WHAT THE TASK REQUIRES. Where a line of the listing below includes the word "Nguyễn", reproduce that line.
--- START ---
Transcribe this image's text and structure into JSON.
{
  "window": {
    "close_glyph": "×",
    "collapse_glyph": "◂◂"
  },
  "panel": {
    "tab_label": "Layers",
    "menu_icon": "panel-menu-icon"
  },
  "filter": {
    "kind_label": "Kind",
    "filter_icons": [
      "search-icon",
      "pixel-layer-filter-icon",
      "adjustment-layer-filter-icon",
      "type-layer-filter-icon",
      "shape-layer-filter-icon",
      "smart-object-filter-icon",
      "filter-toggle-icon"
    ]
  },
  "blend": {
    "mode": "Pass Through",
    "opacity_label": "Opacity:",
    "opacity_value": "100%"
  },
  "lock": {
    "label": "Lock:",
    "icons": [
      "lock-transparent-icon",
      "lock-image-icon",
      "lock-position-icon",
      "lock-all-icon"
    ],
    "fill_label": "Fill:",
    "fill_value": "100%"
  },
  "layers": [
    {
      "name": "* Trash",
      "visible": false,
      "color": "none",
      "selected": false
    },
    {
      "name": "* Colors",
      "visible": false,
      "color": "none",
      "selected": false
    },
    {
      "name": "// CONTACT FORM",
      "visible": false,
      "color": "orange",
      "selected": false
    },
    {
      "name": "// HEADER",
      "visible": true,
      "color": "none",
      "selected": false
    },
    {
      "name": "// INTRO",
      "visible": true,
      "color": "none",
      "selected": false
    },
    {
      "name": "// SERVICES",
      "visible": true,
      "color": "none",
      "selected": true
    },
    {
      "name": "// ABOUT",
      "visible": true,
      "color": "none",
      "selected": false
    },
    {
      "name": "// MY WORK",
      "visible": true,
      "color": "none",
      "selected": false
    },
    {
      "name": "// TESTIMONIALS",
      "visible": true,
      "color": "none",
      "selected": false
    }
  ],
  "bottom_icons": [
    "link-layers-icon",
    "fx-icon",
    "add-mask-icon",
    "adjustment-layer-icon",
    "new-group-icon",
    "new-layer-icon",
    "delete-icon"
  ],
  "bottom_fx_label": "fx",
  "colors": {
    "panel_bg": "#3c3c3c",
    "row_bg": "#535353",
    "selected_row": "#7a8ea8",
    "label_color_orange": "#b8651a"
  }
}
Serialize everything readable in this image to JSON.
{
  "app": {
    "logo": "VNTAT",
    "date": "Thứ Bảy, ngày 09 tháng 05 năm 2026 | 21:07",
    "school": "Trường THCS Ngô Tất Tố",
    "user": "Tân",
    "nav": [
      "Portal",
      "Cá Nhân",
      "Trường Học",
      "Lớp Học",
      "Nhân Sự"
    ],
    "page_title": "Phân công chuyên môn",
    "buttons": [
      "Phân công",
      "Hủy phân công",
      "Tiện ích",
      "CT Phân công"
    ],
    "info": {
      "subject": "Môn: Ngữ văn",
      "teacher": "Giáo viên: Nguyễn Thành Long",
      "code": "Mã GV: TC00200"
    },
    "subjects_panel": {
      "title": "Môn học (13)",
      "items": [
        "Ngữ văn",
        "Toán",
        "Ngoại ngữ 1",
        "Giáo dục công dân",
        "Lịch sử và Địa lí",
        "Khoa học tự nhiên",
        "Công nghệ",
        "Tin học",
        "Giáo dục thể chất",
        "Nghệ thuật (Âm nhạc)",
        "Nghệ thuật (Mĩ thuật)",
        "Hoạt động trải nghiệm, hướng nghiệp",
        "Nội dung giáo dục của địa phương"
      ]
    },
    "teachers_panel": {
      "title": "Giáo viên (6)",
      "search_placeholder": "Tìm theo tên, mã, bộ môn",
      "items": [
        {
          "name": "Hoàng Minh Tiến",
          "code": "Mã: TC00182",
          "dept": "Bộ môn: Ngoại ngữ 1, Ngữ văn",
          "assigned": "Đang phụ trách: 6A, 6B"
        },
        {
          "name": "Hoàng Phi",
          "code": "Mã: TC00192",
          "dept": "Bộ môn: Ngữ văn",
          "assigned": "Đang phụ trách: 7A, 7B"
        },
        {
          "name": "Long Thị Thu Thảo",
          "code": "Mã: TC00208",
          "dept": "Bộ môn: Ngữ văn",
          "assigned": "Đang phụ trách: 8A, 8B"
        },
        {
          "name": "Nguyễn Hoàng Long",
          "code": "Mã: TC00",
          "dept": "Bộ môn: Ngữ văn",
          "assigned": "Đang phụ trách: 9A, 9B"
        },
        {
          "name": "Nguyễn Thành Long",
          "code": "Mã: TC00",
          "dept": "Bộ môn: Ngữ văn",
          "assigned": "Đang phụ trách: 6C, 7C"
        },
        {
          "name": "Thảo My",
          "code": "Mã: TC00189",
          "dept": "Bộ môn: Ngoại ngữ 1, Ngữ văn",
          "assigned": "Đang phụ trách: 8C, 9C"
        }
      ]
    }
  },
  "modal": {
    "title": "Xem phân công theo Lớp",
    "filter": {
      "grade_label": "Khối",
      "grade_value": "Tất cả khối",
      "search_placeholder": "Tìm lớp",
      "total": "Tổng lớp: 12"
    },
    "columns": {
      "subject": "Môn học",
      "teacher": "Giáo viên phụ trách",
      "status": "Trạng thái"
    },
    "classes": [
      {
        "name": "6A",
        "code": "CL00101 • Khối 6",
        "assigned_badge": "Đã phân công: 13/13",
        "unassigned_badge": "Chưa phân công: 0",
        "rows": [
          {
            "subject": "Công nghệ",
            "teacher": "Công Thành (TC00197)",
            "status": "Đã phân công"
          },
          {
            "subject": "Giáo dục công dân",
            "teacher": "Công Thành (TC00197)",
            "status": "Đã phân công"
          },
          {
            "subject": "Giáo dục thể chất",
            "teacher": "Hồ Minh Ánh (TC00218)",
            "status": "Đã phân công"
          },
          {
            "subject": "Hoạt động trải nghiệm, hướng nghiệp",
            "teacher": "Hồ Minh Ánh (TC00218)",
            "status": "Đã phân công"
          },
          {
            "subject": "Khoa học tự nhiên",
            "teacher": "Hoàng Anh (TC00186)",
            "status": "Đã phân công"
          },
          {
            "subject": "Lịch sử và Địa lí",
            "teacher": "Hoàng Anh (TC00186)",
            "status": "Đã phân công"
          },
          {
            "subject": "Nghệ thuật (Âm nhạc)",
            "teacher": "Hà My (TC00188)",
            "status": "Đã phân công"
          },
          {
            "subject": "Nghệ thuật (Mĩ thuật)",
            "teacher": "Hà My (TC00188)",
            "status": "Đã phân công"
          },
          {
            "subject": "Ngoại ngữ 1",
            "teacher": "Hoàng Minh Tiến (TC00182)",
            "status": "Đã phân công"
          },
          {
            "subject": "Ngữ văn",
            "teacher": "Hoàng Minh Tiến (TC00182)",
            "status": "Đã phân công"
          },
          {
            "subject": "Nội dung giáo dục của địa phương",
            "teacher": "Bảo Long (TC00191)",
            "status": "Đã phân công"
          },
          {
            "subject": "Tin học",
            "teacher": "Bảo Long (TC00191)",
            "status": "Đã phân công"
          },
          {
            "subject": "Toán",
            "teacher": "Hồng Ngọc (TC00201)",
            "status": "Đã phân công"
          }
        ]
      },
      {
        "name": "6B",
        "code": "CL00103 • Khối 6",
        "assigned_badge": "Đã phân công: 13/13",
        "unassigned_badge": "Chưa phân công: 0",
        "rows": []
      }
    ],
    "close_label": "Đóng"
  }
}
--- END ---
RESPONSE TO THE TASK.
      "teacher": "Giáo viên: Nguyễn Thành Long",
          "name": "Nguyễn Hoàng Long",
          "name": "Nguyễn Thành Long",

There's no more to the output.